* Start Listing *

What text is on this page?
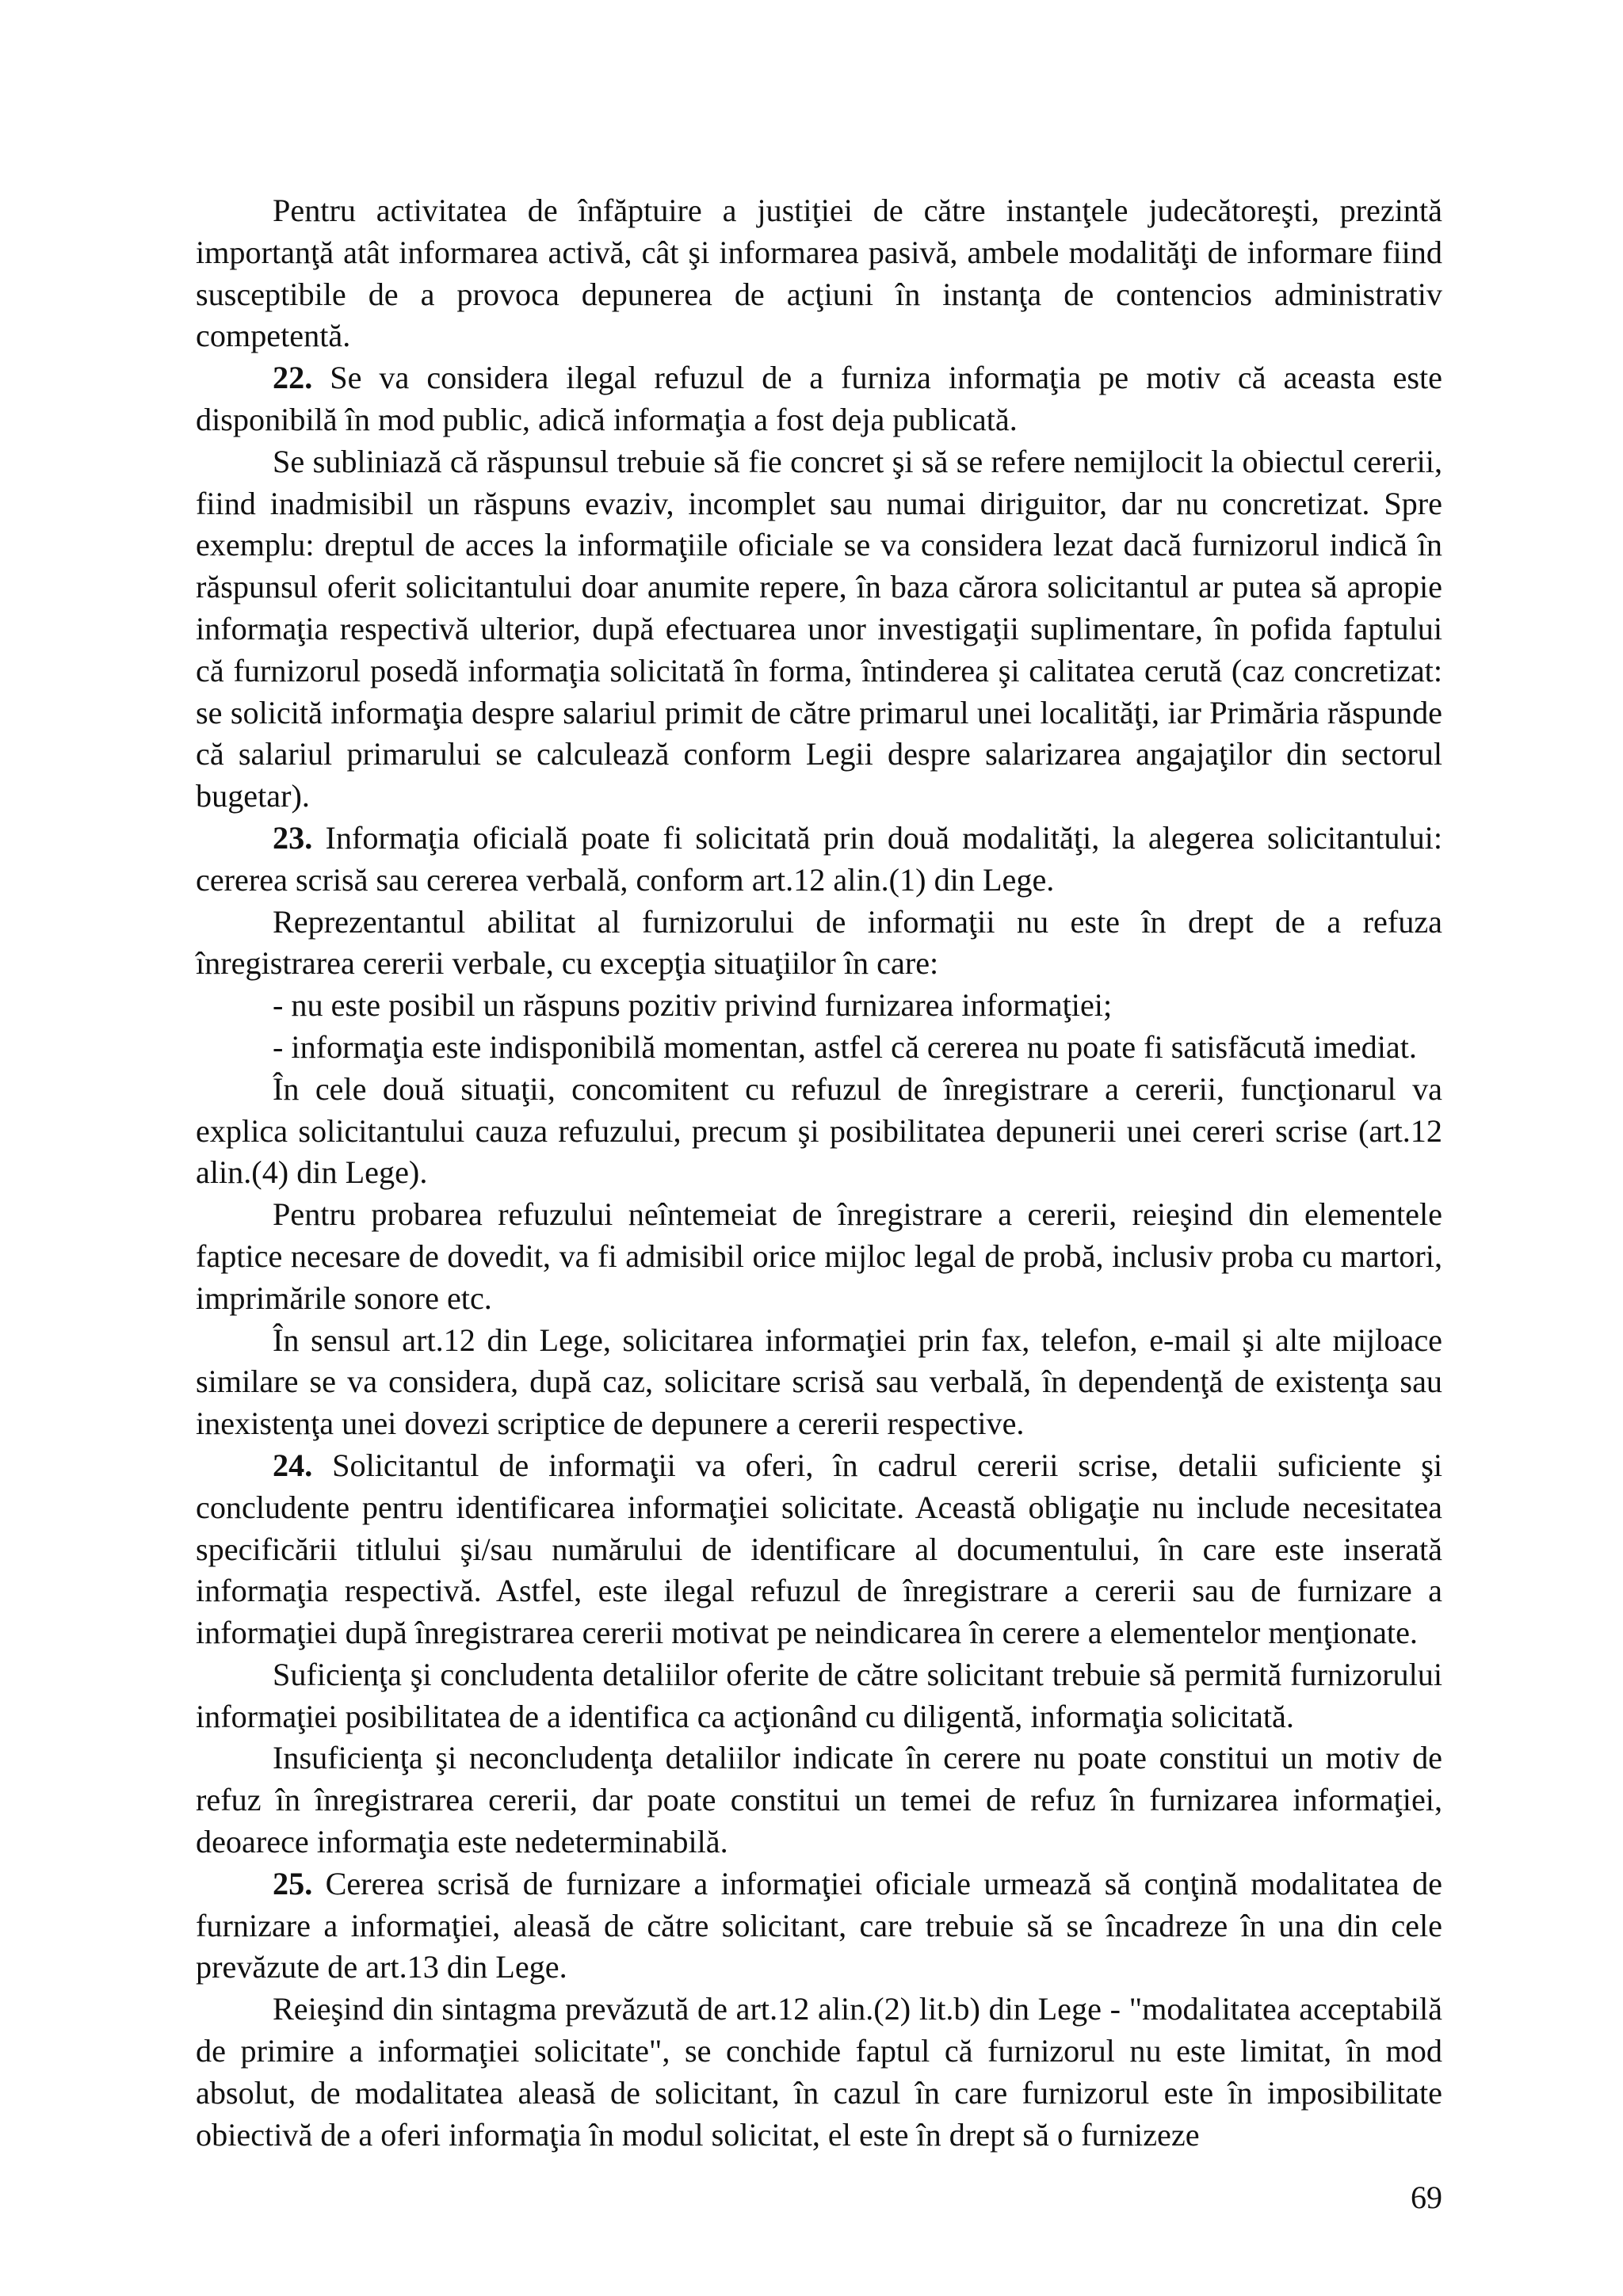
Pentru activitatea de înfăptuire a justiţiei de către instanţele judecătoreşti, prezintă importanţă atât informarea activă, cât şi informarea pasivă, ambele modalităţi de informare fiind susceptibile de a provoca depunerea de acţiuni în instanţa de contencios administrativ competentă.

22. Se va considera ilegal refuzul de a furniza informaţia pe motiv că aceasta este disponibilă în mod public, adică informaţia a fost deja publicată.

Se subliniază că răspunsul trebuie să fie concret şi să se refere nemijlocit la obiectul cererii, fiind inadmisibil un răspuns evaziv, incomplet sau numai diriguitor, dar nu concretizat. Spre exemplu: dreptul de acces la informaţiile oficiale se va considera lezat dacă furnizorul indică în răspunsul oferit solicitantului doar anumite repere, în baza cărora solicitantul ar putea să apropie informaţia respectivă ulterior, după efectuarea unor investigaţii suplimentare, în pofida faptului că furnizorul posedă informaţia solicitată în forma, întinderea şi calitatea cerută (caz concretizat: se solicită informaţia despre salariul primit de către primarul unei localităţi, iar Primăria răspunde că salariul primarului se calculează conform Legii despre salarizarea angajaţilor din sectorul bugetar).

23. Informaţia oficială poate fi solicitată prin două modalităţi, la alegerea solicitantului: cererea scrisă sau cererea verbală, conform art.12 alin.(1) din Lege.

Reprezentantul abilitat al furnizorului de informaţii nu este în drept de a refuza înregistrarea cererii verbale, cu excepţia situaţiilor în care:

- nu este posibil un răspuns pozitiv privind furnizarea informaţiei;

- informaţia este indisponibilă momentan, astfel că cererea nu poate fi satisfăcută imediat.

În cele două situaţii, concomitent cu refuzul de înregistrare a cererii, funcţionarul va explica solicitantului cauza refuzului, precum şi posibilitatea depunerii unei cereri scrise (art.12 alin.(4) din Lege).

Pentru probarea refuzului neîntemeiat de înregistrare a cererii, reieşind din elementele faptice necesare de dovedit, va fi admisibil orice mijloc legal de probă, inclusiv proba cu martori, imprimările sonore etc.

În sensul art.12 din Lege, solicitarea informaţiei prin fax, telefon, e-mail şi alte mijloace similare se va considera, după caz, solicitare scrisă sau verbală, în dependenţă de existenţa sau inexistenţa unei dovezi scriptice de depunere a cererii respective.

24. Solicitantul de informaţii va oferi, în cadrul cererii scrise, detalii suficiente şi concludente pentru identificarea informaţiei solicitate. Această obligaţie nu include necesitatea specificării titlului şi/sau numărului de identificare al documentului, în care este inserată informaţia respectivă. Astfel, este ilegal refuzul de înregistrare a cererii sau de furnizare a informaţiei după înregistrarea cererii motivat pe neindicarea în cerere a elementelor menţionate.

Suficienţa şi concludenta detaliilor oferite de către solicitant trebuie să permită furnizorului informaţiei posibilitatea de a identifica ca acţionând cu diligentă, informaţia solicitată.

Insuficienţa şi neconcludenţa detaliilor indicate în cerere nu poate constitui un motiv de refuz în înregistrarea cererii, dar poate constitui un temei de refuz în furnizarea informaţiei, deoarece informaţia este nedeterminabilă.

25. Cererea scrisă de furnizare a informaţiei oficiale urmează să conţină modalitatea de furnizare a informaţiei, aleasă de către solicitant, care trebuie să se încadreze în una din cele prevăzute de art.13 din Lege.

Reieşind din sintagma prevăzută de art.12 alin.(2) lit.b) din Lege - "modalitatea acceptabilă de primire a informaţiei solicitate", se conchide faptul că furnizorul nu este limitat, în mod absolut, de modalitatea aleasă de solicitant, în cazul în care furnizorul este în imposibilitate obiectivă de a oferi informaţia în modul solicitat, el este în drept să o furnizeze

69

* End Listing *
* Start Listing *

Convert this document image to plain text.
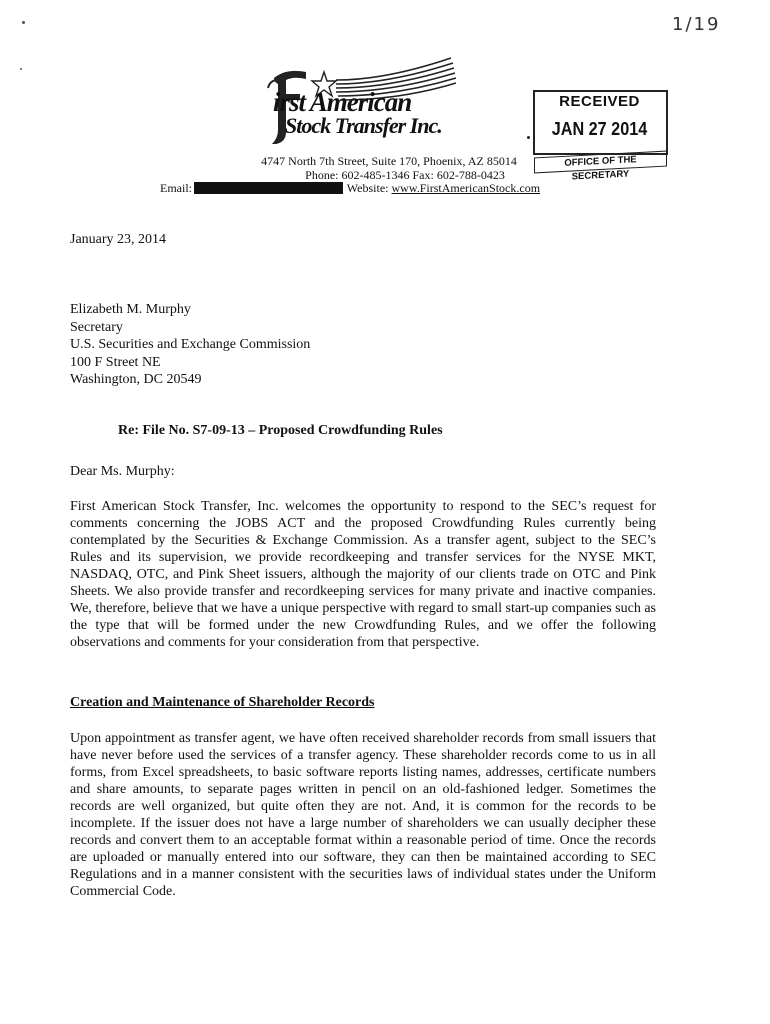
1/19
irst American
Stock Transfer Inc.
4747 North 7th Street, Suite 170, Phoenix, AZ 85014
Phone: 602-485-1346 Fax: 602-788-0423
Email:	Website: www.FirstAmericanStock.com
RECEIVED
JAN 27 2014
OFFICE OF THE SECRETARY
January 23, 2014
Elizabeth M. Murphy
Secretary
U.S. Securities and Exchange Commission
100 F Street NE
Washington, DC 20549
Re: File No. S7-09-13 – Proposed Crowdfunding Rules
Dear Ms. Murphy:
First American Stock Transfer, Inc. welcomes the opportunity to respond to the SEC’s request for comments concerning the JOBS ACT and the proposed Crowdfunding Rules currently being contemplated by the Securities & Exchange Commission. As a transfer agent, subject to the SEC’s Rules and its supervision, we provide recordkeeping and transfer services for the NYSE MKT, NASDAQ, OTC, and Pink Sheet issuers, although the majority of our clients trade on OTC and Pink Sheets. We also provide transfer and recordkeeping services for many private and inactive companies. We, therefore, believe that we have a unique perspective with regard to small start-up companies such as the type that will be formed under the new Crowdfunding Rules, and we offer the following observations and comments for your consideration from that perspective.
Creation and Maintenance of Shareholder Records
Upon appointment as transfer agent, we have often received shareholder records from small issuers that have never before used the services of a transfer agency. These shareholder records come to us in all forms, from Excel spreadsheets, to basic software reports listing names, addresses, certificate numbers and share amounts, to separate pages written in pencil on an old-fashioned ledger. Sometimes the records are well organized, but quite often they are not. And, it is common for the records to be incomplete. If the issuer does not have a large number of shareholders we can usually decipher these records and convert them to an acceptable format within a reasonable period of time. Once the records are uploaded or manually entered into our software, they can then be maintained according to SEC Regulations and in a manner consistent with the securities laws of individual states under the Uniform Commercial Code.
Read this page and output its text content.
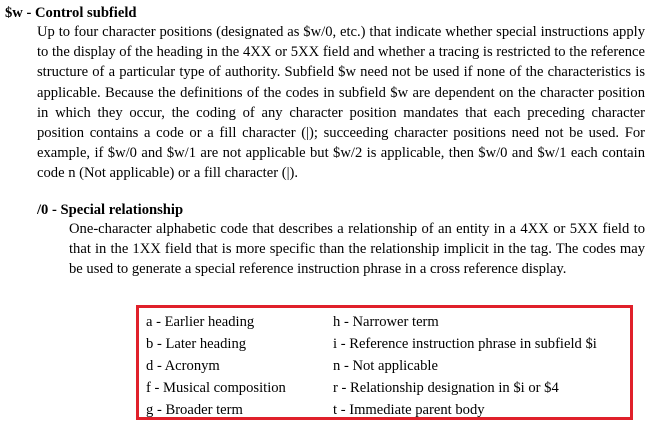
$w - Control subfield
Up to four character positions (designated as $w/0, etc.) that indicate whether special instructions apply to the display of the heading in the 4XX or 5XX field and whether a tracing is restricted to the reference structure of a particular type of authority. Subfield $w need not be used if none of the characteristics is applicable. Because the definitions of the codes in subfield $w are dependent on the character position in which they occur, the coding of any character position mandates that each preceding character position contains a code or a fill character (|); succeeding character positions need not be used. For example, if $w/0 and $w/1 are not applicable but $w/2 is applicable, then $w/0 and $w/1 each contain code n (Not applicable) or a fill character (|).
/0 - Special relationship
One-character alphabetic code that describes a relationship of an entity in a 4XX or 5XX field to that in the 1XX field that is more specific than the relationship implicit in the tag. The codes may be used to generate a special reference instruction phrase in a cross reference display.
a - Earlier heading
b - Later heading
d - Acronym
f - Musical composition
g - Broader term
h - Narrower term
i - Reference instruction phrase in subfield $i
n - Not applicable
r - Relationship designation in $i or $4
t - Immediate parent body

* End Listing *
* Start Listing *

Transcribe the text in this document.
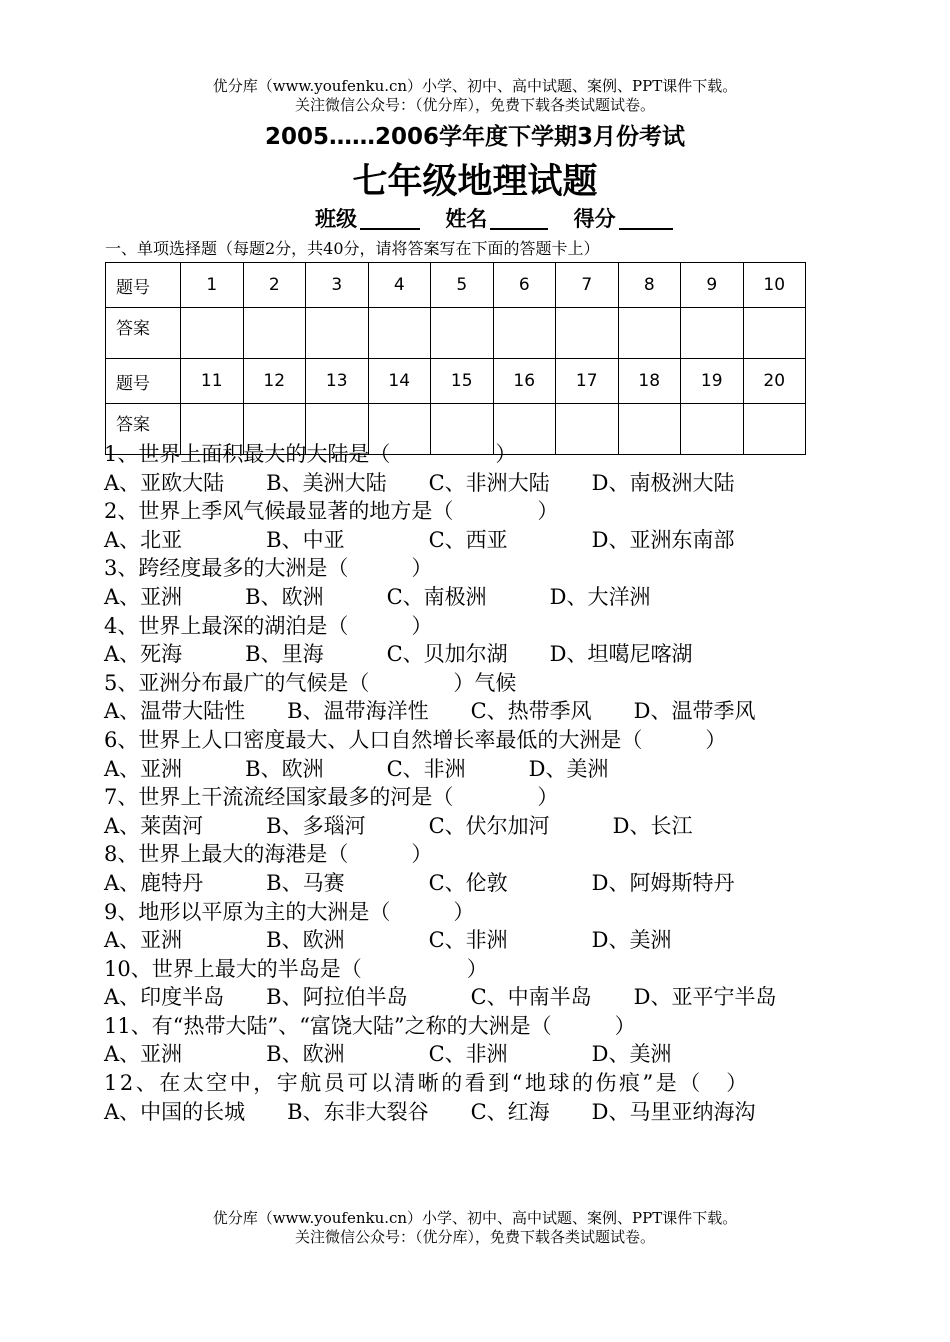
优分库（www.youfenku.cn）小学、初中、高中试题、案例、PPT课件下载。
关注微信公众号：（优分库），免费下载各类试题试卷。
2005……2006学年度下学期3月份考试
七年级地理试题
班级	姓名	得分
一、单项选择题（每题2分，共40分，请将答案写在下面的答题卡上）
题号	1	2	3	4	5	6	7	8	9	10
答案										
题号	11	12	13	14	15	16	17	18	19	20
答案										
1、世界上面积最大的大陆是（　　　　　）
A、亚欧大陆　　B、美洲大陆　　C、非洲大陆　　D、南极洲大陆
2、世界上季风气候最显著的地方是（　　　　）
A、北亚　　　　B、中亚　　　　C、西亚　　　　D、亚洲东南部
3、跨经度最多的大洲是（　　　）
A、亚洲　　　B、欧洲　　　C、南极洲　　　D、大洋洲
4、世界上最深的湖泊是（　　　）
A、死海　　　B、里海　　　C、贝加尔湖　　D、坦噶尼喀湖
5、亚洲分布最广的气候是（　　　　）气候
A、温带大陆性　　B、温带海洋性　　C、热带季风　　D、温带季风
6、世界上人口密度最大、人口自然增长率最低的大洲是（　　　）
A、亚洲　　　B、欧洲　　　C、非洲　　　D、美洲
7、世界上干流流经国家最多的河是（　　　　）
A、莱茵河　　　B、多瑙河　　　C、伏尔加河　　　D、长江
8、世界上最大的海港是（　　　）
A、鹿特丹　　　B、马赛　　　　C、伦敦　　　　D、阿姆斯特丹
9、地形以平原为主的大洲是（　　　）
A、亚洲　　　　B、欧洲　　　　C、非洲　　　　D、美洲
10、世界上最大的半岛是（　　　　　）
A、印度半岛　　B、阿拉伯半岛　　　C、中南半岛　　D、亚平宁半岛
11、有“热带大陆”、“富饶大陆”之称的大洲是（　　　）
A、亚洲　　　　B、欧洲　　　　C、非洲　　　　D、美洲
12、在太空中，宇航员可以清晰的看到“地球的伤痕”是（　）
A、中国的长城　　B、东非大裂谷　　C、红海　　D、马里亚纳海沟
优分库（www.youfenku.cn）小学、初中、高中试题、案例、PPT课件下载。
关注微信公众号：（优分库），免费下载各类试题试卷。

* End Listing *

What is asked: Go over the records above and tally the lines with the word "cele" in them. Give the number alone.

Task solution: 2